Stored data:
-=-=-=-=-
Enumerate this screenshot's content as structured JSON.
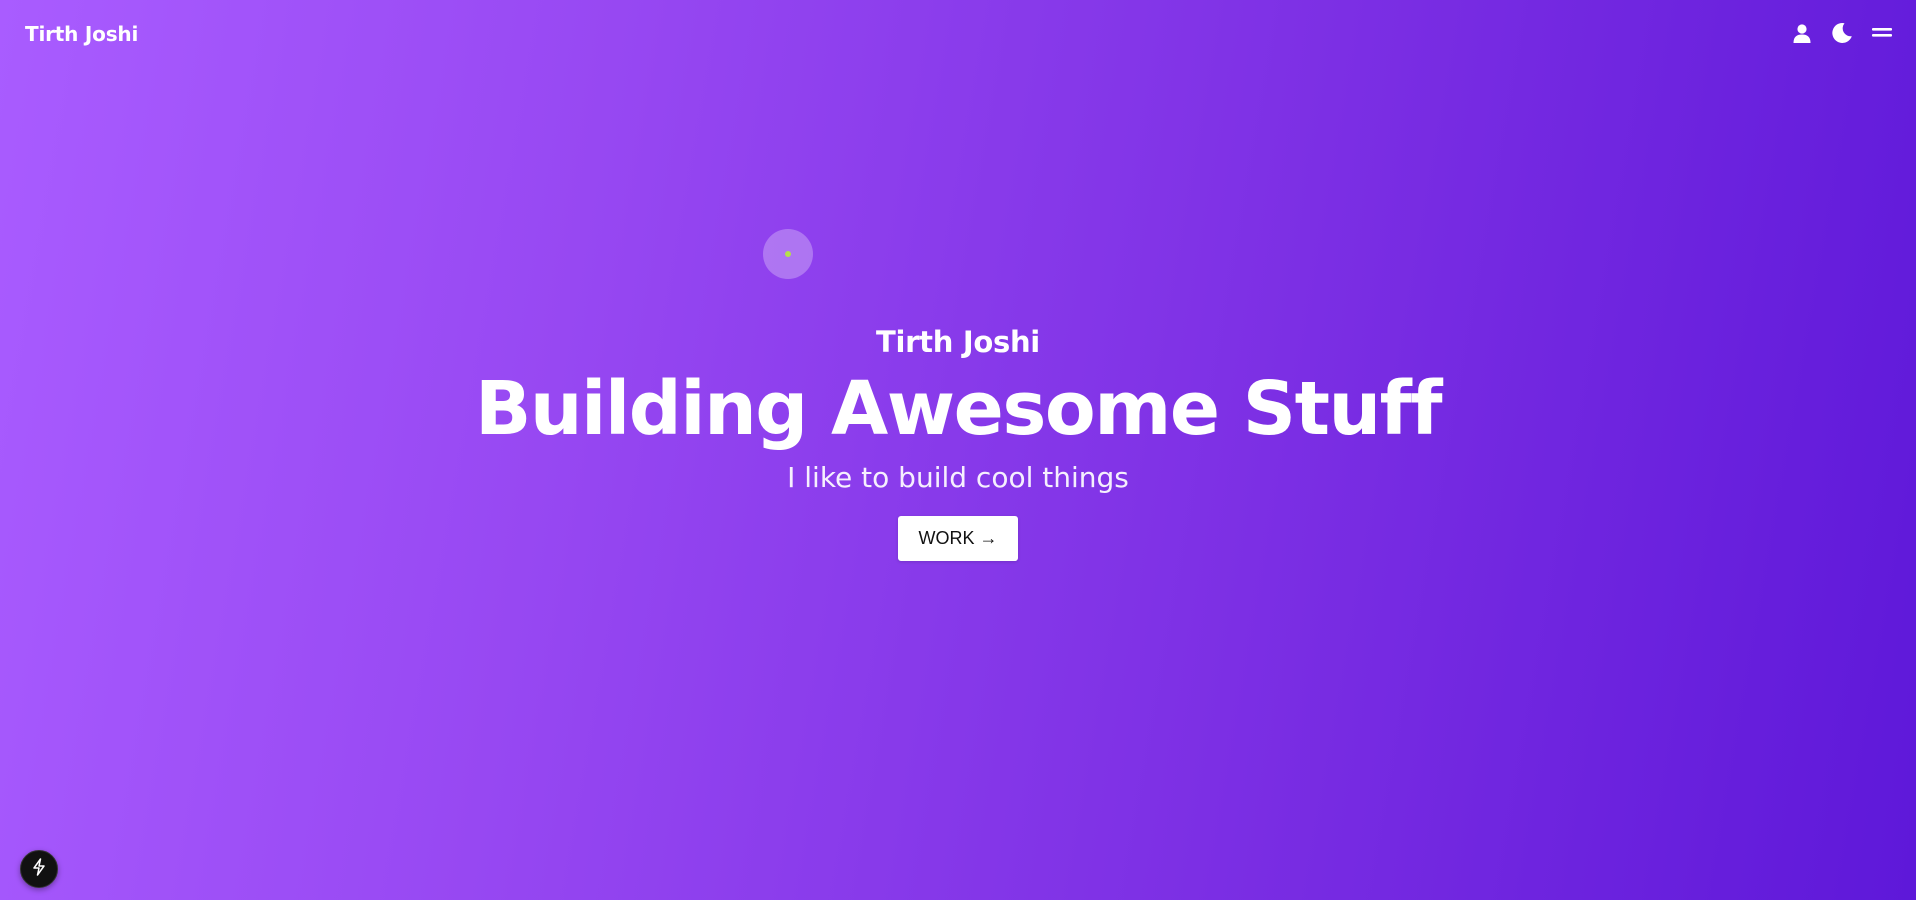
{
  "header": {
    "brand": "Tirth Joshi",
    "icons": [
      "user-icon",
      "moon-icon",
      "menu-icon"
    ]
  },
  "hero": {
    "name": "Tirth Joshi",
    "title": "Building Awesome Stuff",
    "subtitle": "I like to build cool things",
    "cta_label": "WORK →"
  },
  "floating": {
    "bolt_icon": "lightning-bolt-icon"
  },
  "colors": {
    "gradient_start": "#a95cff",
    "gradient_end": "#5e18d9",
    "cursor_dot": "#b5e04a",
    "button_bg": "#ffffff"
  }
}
-=-=-=-=-
• **Your instructions**
Reproduce all of the data exactly; the pictures do not belong in the copy.

• **Expected output**
Enumerate this screenshot's content as structured JSON.
{
  "header": {
    "brand": "Tirth Joshi",
    "icons": [
      "user-icon",
      "moon-icon",
      "menu-icon"
    ]
  },
  "hero": {
    "name": "Tirth Joshi",
    "title": "Building Awesome Stuff",
    "subtitle": "I like to build cool things",
    "cta_label": "WORK →"
  },
  "floating": {
    "bolt_icon": "lightning-bolt-icon"
  },
  "colors": {
    "gradient_start": "#a95cff",
    "gradient_end": "#5e18d9",
    "cursor_dot": "#b5e04a",
    "button_bg": "#ffffff"
  }
}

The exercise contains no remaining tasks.